## Given task
Copy out the lines that have "this" in them.
******
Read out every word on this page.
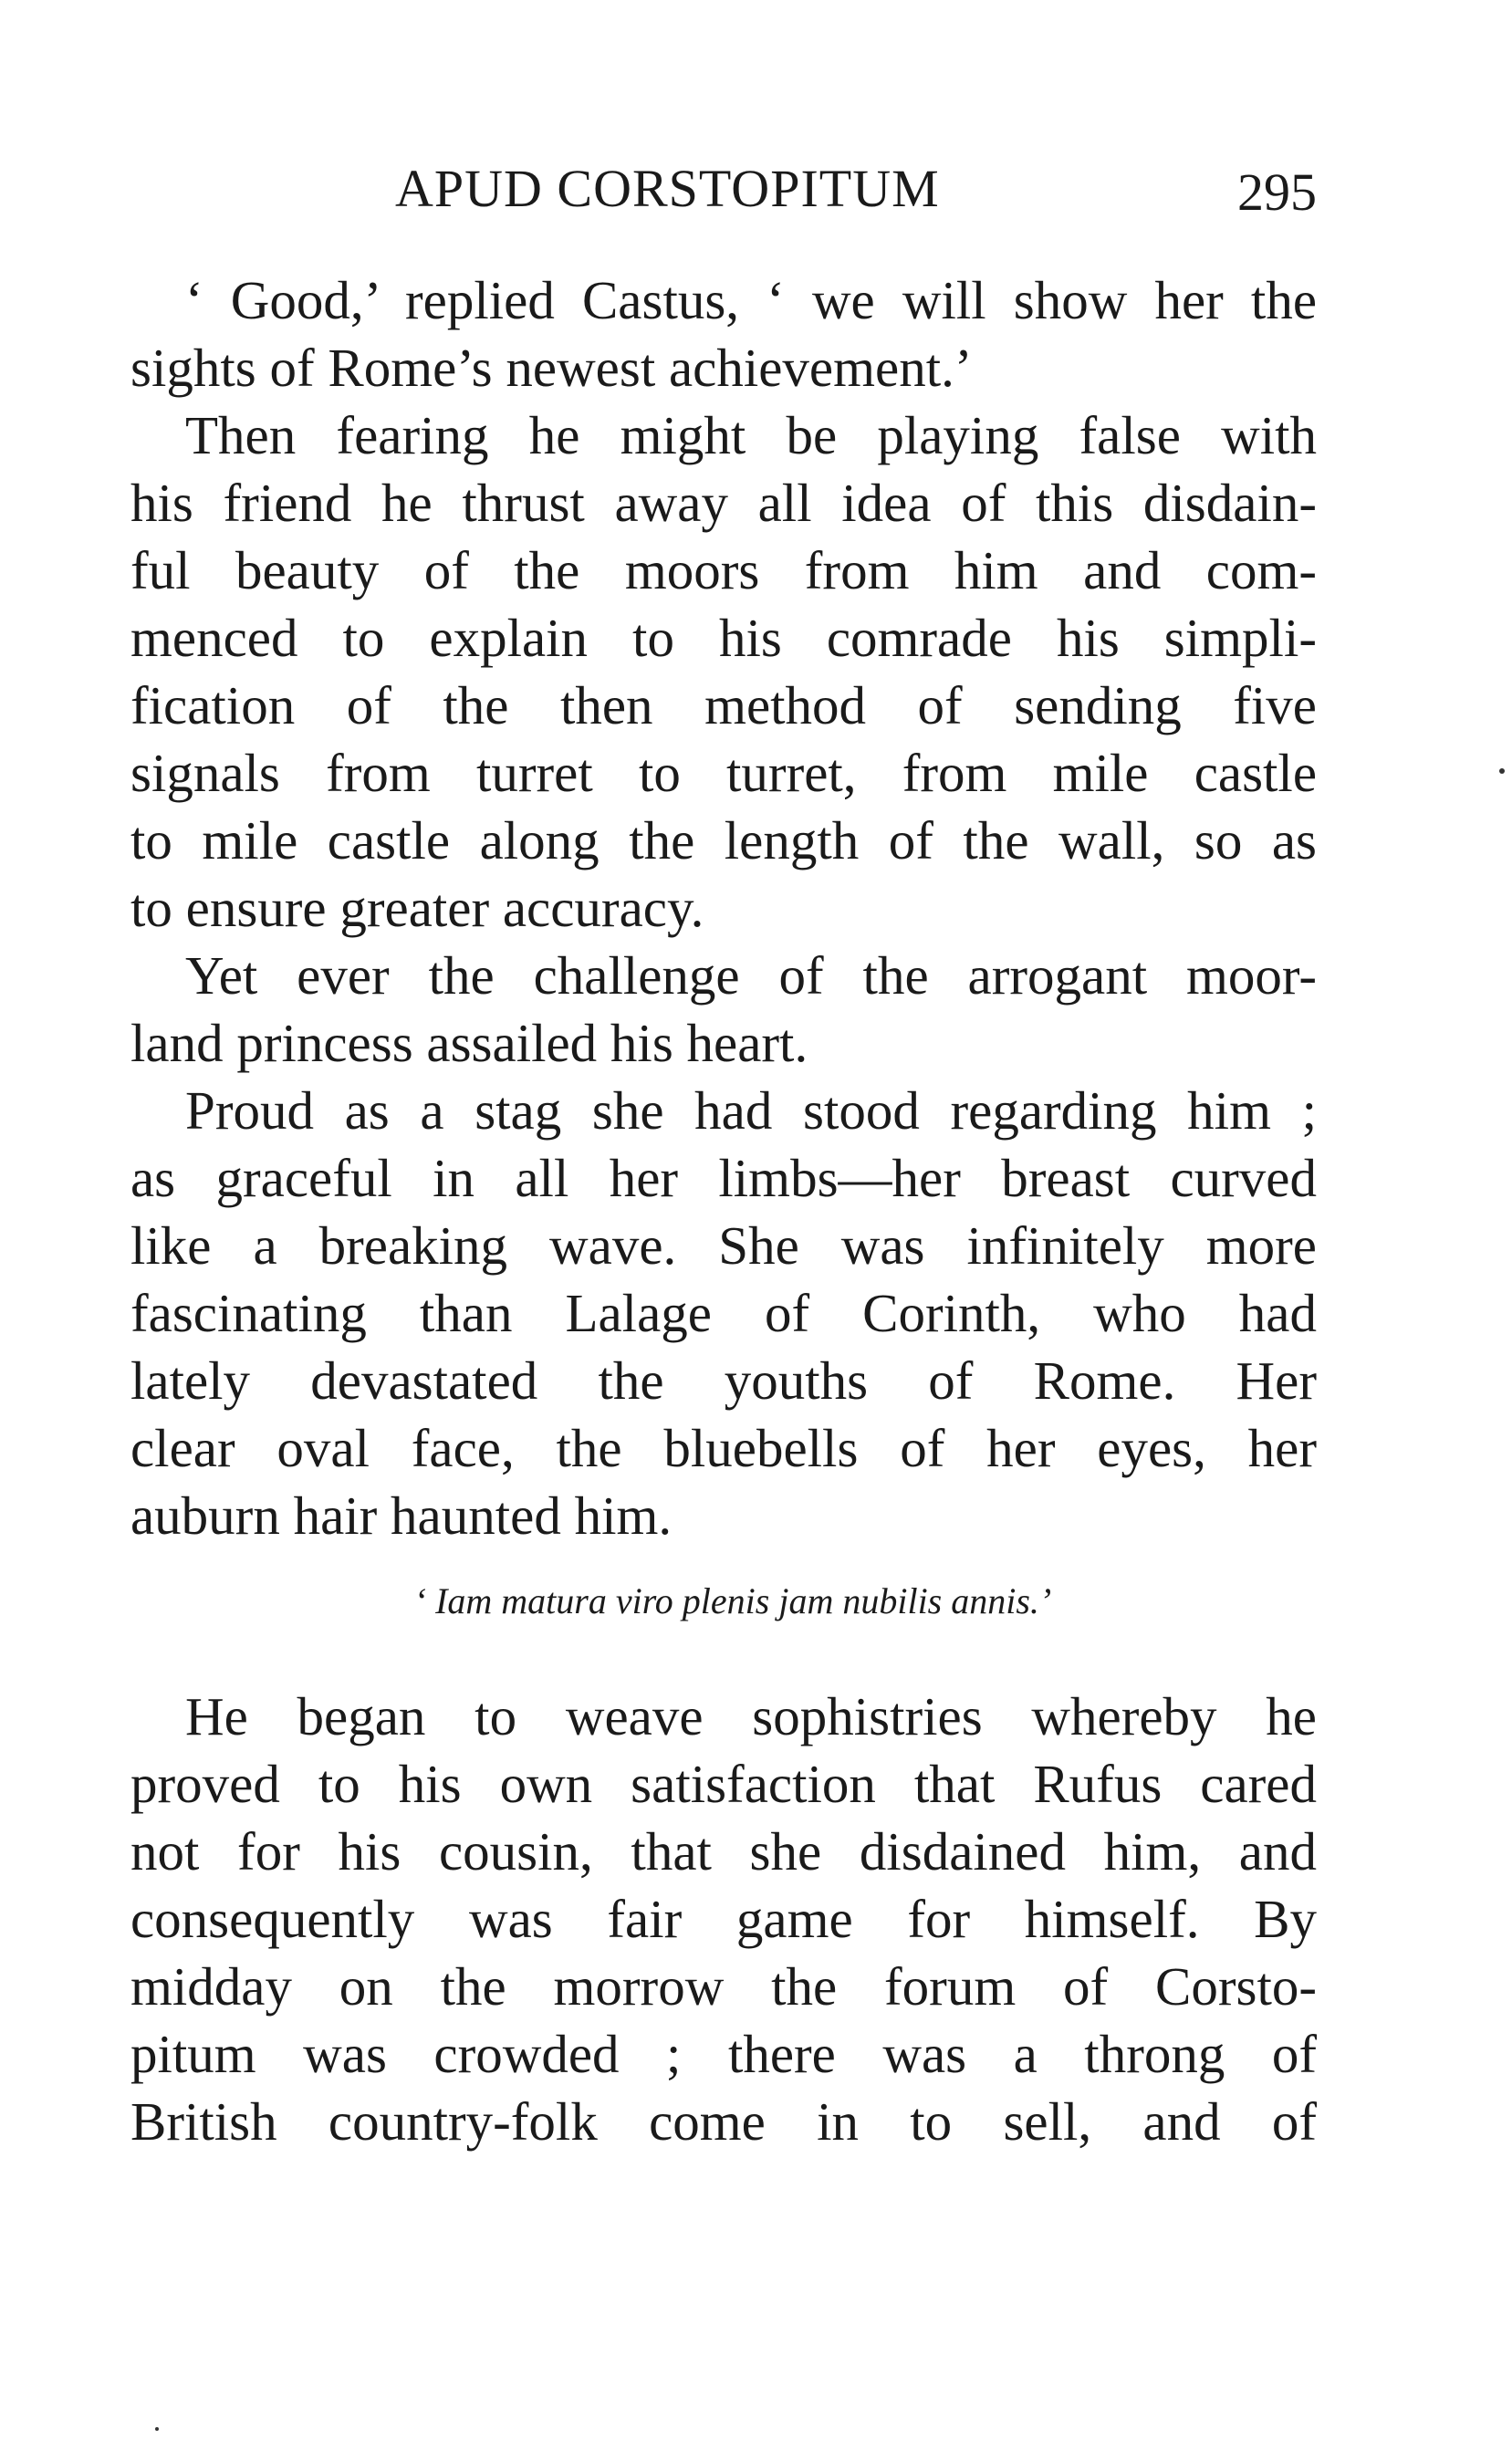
APUD CORSTOPITUM	295
‘ Good,’ replied Castus, ‘ we will show her the
sights of Rome’s newest achievement.’
Then fearing he might be playing false with
his friend he thrust away all idea of this disdain-
ful beauty of the moors from him and com-
menced to explain to his comrade his simpli-
fication of the then method of sending five
signals from turret to turret, from mile castle
to mile castle along the length of the wall, so as
to ensure greater accuracy.
Yet ever the challenge of the arrogant moor-
land princess assailed his heart.
Proud as a stag she had stood regarding him ;
as graceful in all her limbs—her breast curved
like a breaking wave. She was infinitely more
fascinating than Lalage of Corinth, who had
lately devastated the youths of Rome. Her
clear oval face, the bluebells of her eyes, her
auburn hair haunted him.
‘ Iam matura viro plenis jam nubilis annis.’
He began to weave sophistries whereby he
proved to his own satisfaction that Rufus cared
not for his cousin, that she disdained him, and
consequently was fair game for himself. By
midday on the morrow the forum of Corsto-
pitum was crowded ; there was a throng of
British country-folk come in to sell, and of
******
## Output
Read out every word on this page.
his friend he thrust away all idea of this disdain-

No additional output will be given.